What is required → Scan the material below for lines with the word "this" and report how many there are, with nothing added.
══════
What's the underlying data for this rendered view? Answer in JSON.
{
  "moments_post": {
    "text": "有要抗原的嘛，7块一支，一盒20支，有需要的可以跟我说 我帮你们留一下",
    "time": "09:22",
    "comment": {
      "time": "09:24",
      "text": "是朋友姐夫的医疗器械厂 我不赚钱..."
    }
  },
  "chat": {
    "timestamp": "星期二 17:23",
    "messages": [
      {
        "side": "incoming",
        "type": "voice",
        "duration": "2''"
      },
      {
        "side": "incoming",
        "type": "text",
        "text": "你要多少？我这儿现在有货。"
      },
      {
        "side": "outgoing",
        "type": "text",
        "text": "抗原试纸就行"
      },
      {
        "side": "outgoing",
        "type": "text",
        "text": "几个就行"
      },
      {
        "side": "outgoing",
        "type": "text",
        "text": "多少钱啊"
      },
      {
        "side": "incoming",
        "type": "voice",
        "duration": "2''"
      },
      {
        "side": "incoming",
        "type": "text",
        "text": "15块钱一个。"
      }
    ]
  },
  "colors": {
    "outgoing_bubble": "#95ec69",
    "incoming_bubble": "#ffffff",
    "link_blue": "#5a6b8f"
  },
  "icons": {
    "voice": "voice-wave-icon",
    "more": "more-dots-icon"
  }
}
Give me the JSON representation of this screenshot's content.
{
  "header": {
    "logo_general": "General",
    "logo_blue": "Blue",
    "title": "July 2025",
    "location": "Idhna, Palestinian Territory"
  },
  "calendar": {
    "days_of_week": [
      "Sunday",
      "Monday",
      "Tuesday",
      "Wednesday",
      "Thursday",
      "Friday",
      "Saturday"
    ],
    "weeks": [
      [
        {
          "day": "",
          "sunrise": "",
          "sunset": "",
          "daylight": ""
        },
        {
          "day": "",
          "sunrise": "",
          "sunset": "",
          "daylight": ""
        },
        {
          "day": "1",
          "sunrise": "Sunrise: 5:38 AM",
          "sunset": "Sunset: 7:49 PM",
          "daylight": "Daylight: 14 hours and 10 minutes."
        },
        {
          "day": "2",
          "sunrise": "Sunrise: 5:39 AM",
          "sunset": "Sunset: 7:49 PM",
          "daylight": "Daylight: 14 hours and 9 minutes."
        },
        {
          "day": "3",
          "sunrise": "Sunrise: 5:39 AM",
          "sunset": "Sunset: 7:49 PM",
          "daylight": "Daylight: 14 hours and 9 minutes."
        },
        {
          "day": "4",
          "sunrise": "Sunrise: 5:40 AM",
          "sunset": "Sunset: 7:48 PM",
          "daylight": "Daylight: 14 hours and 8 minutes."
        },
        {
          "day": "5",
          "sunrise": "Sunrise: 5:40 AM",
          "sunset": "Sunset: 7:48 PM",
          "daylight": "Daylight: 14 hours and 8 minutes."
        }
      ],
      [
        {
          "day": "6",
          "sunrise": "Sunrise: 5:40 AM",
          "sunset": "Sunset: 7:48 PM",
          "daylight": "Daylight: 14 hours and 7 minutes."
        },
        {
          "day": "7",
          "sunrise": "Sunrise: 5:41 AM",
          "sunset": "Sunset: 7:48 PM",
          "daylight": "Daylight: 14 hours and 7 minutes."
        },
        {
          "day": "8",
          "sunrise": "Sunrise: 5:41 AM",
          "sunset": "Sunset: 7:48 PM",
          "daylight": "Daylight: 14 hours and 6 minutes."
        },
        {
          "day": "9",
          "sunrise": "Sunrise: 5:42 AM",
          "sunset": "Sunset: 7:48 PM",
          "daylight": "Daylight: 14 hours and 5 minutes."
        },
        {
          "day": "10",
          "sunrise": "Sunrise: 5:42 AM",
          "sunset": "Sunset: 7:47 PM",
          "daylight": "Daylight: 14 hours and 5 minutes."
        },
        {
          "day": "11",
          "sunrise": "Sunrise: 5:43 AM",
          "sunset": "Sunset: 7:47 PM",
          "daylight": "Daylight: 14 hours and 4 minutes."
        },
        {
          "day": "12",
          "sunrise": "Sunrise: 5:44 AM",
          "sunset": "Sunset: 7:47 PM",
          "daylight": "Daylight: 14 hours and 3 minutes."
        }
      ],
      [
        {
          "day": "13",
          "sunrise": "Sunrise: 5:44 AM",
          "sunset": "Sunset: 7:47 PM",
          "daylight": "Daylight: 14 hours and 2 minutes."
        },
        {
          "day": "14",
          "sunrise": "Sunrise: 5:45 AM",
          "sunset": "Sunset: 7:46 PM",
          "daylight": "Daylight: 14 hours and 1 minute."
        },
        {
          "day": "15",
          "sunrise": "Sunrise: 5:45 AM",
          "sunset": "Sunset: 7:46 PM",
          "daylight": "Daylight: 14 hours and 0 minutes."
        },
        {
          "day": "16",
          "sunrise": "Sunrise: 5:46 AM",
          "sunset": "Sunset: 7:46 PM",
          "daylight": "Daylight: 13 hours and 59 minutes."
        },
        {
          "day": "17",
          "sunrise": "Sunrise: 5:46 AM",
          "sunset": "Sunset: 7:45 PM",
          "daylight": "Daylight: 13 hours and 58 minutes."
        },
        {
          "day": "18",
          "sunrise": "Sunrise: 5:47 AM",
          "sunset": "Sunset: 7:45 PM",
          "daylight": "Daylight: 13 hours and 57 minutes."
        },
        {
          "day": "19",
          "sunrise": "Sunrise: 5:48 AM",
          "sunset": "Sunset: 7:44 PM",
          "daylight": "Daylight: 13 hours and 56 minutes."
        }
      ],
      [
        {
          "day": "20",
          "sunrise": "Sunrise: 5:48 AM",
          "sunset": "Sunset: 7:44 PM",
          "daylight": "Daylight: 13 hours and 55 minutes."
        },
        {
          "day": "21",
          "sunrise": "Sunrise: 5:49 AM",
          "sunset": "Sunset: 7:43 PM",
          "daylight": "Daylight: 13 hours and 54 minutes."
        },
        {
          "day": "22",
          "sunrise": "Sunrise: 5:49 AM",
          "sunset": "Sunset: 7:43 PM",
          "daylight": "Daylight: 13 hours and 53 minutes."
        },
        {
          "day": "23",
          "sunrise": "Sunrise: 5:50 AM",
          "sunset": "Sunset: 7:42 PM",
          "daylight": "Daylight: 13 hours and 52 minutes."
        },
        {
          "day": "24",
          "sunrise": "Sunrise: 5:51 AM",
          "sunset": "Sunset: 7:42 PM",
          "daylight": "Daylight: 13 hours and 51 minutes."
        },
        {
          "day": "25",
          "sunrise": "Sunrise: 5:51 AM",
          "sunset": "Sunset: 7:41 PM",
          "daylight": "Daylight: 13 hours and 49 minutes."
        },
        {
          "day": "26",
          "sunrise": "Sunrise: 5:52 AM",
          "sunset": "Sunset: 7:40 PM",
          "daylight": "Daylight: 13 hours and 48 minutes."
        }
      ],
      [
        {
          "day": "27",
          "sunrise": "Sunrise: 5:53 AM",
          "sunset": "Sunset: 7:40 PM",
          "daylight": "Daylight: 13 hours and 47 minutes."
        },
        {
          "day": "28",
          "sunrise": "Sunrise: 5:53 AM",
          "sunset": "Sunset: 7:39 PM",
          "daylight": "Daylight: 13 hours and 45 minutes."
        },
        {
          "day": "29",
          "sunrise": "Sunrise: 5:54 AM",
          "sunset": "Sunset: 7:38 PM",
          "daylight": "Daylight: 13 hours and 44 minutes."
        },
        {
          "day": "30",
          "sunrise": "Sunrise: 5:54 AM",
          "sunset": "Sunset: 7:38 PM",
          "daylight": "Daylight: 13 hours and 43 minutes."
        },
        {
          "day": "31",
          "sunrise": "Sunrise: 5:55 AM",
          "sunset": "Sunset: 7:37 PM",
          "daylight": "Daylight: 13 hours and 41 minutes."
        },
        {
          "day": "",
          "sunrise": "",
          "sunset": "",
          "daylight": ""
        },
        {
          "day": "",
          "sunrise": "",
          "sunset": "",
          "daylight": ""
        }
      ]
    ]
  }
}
══════
Expected answer → 2